**Your objective**
Each entry below is to be extracted exactly.

**Supplied material**
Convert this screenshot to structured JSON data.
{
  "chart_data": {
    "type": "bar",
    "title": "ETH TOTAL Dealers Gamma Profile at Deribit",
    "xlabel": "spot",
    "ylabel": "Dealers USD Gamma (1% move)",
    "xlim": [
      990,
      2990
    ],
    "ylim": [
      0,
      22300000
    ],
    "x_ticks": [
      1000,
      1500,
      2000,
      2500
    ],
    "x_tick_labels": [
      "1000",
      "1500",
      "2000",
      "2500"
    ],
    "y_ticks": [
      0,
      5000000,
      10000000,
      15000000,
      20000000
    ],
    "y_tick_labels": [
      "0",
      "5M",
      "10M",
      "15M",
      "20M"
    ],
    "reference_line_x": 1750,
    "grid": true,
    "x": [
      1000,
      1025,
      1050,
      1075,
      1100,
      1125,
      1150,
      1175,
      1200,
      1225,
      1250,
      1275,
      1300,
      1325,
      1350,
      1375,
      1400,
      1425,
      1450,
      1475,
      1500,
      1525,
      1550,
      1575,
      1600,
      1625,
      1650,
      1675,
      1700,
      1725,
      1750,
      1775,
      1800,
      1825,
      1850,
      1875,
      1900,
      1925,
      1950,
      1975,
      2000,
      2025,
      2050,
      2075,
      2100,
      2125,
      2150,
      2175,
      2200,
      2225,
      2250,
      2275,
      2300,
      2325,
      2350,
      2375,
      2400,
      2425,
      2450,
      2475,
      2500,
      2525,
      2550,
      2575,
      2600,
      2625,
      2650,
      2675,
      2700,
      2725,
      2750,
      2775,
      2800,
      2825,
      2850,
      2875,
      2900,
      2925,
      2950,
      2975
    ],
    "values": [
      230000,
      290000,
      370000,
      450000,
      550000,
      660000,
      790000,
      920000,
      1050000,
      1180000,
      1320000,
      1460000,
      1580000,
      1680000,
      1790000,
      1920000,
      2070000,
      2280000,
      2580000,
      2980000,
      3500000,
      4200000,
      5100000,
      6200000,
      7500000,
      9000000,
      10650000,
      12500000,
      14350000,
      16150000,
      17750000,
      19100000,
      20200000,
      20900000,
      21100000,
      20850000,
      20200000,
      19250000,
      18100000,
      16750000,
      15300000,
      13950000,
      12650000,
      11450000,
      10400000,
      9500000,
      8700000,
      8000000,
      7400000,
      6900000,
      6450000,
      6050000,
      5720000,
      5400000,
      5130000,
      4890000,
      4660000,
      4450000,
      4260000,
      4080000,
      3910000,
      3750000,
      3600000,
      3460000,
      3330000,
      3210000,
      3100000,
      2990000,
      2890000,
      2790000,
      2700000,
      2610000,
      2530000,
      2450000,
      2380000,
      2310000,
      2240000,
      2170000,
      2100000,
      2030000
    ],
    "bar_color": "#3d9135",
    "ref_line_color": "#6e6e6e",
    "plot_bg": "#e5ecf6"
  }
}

**Answer to the exercise**
Convert this screenshot to structured JSON data.
{
  "chart_data": {
    "type": "bar",
    "title": "ETH TOTAL Dealers Gamma Profile at Deribit",
    "xlabel": "spot",
    "ylabel": "Dealers USD Gamma (1% move)",
    "xlim": [
      990,
      2990
    ],
    "ylim": [
      0,
      22300000
    ],
    "x_ticks": [
      1000,
      1500,
      2000,
      2500
    ],
    "x_tick_labels": [
      "1000",
      "1500",
      "2000",
      "2500"
    ],
    "y_ticks": [
      0,
      5000000,
      10000000,
      15000000,
      20000000
    ],
    "y_tick_labels": [
      "0",
      "5M",
      "10M",
      "15M",
      "20M"
    ],
    "reference_line_x": 1750,
    "grid": true,
    "x": [
      1000,
      1025,
      1050,
      1075,
      1100,
      1125,
      1150,
      1175,
      1200,
      1225,
      1250,
      1275,
      1300,
      1325,
      1350,
      1375,
      1400,
      1425,
      1450,
      1475,
      1500,
      1525,
      1550,
      1575,
      1600,
      1625,
      1650,
      1675,
      1700,
      1725,
      1750,
      1775,
      1800,
      1825,
      1850,
      1875,
      1900,
      1925,
      1950,
      1975,
      2000,
      2025,
      2050,
      2075,
      2100,
      2125,
      2150,
      2175,
      2200,
      2225,
      2250,
      2275,
      2300,
      2325,
      2350,
      2375,
      2400,
      2425,
      2450,
      2475,
      2500,
      2525,
      2550,
      2575,
      2600,
      2625,
      2650,
      2675,
      2700,
      2725,
      2750,
      2775,
      2800,
      2825,
      2850,
      2875,
      2900,
      2925,
      2950,
      2975
    ],
    "values": [
      230000,
      290000,
      370000,
      450000,
      550000,
      660000,
      790000,
      920000,
      1050000,
      1180000,
      1320000,
      1460000,
      1580000,
      1680000,
      1790000,
      1920000,
      2070000,
      2280000,
      2580000,
      2980000,
      3500000,
      4200000,
      5100000,
      6200000,
      7500000,
      9000000,
      10650000,
      12500000,
      14350000,
      16150000,
      17750000,
      19100000,
      20200000,
      20900000,
      21100000,
      20850000,
      20200000,
      19250000,
      18100000,
      16750000,
      15300000,
      13950000,
      12650000,
      11450000,
      10400000,
      9500000,
      8700000,
      8000000,
      7400000,
      6900000,
      6450000,
      6050000,
      5720000,
      5400000,
      5130000,
      4890000,
      4660000,
      4450000,
      4260000,
      4080000,
      3910000,
      3750000,
      3600000,
      3460000,
      3330000,
      3210000,
      3100000,
      2990000,
      2890000,
      2790000,
      2700000,
      2610000,
      2530000,
      2450000,
      2380000,
      2310000,
      2240000,
      2170000,
      2100000,
      2030000
    ],
    "bar_color": "#3d9135",
    "ref_line_color": "#6e6e6e",
    "plot_bg": "#e5ecf6"
  }
}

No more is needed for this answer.